— BEGIN Data for processing —

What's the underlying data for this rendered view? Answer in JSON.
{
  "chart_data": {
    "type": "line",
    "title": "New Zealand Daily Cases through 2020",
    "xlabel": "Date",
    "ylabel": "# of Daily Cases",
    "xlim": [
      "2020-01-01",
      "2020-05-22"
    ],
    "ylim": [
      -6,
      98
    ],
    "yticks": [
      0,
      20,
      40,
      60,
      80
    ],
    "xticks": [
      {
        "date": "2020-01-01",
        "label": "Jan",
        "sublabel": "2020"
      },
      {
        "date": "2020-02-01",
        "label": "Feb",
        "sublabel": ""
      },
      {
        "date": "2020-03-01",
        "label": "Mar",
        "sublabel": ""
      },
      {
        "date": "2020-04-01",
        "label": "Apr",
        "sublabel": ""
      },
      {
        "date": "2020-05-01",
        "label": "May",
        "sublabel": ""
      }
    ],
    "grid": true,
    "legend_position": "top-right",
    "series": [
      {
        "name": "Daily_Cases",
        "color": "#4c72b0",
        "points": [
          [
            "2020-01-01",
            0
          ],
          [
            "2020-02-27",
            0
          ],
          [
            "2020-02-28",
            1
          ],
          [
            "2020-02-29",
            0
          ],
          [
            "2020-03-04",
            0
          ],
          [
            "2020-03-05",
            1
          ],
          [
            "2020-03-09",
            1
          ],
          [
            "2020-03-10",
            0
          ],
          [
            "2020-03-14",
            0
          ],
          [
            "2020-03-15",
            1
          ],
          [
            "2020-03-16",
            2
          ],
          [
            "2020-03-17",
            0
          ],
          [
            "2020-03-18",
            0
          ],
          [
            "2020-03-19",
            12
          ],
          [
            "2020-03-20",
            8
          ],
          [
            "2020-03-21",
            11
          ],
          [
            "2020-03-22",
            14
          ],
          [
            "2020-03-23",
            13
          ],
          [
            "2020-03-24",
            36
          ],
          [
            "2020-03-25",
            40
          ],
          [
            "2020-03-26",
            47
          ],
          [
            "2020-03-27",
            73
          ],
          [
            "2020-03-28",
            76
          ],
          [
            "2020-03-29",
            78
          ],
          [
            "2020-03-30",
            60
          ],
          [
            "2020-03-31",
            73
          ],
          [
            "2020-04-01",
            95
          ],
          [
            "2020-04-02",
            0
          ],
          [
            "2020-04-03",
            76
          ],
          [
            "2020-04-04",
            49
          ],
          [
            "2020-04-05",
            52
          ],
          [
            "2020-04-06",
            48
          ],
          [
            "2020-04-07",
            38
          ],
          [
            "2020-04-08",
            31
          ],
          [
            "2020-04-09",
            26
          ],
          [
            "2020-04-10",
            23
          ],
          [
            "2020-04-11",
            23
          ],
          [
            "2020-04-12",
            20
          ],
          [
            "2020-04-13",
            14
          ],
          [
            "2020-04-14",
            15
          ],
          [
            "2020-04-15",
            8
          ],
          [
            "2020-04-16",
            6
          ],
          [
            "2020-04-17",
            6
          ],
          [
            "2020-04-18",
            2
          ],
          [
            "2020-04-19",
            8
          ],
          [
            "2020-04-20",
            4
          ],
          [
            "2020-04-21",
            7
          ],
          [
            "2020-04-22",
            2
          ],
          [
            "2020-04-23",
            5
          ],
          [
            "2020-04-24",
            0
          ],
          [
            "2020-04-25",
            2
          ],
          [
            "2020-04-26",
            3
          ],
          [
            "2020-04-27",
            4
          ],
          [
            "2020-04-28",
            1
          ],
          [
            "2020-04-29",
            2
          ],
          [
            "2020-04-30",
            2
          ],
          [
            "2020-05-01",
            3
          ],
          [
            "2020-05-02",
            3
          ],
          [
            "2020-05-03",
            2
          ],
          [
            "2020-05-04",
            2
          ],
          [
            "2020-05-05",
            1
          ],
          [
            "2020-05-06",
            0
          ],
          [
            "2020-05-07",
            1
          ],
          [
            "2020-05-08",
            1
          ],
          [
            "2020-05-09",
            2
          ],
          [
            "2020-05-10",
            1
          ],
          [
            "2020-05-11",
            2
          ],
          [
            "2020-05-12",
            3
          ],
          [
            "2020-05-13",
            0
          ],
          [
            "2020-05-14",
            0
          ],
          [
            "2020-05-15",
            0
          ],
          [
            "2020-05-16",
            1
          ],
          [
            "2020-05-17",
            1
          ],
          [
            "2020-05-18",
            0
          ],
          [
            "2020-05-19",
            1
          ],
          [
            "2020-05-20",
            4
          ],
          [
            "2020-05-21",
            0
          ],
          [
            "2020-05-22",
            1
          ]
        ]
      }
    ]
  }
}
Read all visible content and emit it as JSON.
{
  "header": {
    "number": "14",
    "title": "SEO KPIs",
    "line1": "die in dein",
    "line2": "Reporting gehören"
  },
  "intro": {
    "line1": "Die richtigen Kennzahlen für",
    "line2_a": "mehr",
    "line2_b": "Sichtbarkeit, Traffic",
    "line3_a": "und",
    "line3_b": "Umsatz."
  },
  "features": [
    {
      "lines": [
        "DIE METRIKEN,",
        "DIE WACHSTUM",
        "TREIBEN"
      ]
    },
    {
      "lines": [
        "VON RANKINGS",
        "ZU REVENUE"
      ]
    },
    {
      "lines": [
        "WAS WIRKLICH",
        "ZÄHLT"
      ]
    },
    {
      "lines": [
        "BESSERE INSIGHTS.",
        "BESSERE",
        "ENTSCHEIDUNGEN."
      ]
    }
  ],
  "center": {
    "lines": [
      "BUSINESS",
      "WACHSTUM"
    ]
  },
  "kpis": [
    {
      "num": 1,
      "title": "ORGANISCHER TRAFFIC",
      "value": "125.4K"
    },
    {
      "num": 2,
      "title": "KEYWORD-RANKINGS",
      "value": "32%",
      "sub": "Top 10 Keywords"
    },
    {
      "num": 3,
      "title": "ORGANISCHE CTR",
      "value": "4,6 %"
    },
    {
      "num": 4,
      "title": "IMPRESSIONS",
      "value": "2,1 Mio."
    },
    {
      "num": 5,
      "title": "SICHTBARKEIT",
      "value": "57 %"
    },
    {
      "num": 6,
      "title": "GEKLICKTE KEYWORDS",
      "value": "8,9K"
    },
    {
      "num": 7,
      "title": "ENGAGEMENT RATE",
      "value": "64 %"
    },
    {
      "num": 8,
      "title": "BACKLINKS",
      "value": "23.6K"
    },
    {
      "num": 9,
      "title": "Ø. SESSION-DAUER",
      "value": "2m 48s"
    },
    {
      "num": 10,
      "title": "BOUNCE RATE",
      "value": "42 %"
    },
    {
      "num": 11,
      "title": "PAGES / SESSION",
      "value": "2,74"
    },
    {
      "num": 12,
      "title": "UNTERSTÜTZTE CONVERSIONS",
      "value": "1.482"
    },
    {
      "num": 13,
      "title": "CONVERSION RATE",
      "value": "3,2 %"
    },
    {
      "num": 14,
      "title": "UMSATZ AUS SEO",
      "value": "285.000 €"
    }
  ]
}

— END Data for processing —

- Given task -
Copy all lines from the material that hold "RATE".

- The completed task -
      "title": "ENGAGEMENT RATE",
      "title": "BOUNCE RATE",
      "title": "CONVERSION RATE",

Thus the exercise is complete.